▶ REQUEST
Copy out all the entries word for word.

----- EXTRACTED RECORDS

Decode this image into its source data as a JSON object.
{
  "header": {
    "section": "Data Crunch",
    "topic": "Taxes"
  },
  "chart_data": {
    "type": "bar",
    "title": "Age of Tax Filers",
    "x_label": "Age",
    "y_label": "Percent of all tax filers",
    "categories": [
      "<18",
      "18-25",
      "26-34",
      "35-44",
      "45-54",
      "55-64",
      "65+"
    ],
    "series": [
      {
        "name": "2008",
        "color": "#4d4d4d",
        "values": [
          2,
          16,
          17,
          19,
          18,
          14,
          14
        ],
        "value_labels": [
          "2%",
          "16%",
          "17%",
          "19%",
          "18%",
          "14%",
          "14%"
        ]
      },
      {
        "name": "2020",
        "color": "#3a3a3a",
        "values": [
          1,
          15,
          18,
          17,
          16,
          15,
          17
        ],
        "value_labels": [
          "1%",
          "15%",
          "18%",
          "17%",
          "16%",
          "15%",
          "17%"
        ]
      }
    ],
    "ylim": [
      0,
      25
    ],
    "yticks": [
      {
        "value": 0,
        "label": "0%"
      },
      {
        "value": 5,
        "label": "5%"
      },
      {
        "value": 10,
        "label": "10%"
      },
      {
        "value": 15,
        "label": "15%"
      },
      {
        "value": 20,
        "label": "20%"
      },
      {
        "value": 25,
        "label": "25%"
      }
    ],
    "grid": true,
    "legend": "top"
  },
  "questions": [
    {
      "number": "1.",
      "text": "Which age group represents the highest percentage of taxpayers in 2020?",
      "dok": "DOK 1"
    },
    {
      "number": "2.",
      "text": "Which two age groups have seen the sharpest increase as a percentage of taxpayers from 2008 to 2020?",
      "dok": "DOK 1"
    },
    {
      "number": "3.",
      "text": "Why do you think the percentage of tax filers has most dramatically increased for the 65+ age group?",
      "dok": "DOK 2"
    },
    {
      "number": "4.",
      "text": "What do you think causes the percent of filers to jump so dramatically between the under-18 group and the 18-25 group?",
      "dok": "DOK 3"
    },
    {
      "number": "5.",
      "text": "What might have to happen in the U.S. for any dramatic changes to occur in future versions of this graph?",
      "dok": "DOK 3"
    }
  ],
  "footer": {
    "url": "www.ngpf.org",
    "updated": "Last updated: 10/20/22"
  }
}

----------

▶ REPLY TO THE EXERCISE
Decode this image into its source data as a JSON object.
{
  "header": {
    "section": "Data Crunch",
    "topic": "Taxes"
  },
  "chart_data": {
    "type": "bar",
    "title": "Age of Tax Filers",
    "x_label": "Age",
    "y_label": "Percent of all tax filers",
    "categories": [
      "<18",
      "18-25",
      "26-34",
      "35-44",
      "45-54",
      "55-64",
      "65+"
    ],
    "series": [
      {
        "name": "2008",
        "color": "#4d4d4d",
        "values": [
          2,
          16,
          17,
          19,
          18,
          14,
          14
        ],
        "value_labels": [
          "2%",
          "16%",
          "17%",
          "19%",
          "18%",
          "14%",
          "14%"
        ]
      },
      {
        "name": "2020",
        "color": "#3a3a3a",
        "values": [
          1,
          15,
          18,
          17,
          16,
          15,
          17
        ],
        "value_labels": [
          "1%",
          "15%",
          "18%",
          "17%",
          "16%",
          "15%",
          "17%"
        ]
      }
    ],
    "ylim": [
      0,
      25
    ],
    "yticks": [
      {
        "value": 0,
        "label": "0%"
      },
      {
        "value": 5,
        "label": "5%"
      },
      {
        "value": 10,
        "label": "10%"
      },
      {
        "value": 15,
        "label": "15%"
      },
      {
        "value": 20,
        "label": "20%"
      },
      {
        "value": 25,
        "label": "25%"
      }
    ],
    "grid": true,
    "legend": "top"
  },
  "questions": [
    {
      "number": "1.",
      "text": "Which age group represents the highest percentage of taxpayers in 2020?",
      "dok": "DOK 1"
    },
    {
      "number": "2.",
      "text": "Which two age groups have seen the sharpest increase as a percentage of taxpayers from 2008 to 2020?",
      "dok": "DOK 1"
    },
    {
      "number": "3.",
      "text": "Why do you think the percentage of tax filers has most dramatically increased for the 65+ age group?",
      "dok": "DOK 2"
    },
    {
      "number": "4.",
      "text": "What do you think causes the percent of filers to jump so dramatically between the under-18 group and the 18-25 group?",
      "dok": "DOK 3"
    },
    {
      "number": "5.",
      "text": "What might have to happen in the U.S. for any dramatic changes to occur in future versions of this graph?",
      "dok": "DOK 3"
    }
  ],
  "footer": {
    "url": "www.ngpf.org",
    "updated": "Last updated: 10/20/22"
  }
}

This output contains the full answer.